- _Exercise aim_
Gather up the lines that contain "accuracy".
— START Data provided —
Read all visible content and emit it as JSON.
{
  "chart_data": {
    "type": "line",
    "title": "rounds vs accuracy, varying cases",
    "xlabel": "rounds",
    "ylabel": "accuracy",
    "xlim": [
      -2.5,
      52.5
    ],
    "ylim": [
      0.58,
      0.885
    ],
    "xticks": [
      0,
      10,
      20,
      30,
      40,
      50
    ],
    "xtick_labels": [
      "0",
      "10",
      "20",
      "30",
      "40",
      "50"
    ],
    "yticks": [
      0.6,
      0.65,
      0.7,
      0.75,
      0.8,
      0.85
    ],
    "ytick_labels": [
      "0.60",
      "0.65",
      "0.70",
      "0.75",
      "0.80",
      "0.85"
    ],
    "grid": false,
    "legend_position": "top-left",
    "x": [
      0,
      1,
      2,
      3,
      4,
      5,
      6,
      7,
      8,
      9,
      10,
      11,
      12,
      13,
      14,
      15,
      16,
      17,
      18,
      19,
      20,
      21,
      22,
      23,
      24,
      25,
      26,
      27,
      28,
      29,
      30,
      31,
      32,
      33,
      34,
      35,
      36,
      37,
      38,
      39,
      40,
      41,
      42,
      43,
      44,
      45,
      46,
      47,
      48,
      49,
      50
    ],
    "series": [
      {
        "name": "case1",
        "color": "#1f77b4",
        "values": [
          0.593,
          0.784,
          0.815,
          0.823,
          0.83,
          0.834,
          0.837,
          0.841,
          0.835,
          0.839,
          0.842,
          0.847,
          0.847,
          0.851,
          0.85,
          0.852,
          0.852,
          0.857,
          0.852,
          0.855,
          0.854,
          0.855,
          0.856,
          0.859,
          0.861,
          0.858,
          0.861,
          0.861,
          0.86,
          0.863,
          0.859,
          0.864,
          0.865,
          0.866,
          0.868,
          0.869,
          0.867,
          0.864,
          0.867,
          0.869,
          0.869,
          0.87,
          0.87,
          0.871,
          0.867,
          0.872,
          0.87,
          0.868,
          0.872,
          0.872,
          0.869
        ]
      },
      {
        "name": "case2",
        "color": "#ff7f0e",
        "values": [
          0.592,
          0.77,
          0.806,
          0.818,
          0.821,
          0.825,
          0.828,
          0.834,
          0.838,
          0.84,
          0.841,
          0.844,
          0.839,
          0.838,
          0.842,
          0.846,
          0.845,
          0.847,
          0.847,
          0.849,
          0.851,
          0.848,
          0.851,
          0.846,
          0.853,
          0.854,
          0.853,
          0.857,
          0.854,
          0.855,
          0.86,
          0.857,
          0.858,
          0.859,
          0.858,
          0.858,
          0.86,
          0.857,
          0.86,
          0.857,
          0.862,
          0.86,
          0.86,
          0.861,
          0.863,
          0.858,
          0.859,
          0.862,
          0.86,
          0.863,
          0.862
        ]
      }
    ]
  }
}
— END Data provided —
- _Final answer_
    "title": "rounds vs accuracy, varying cases",
    "ylabel": "accuracy",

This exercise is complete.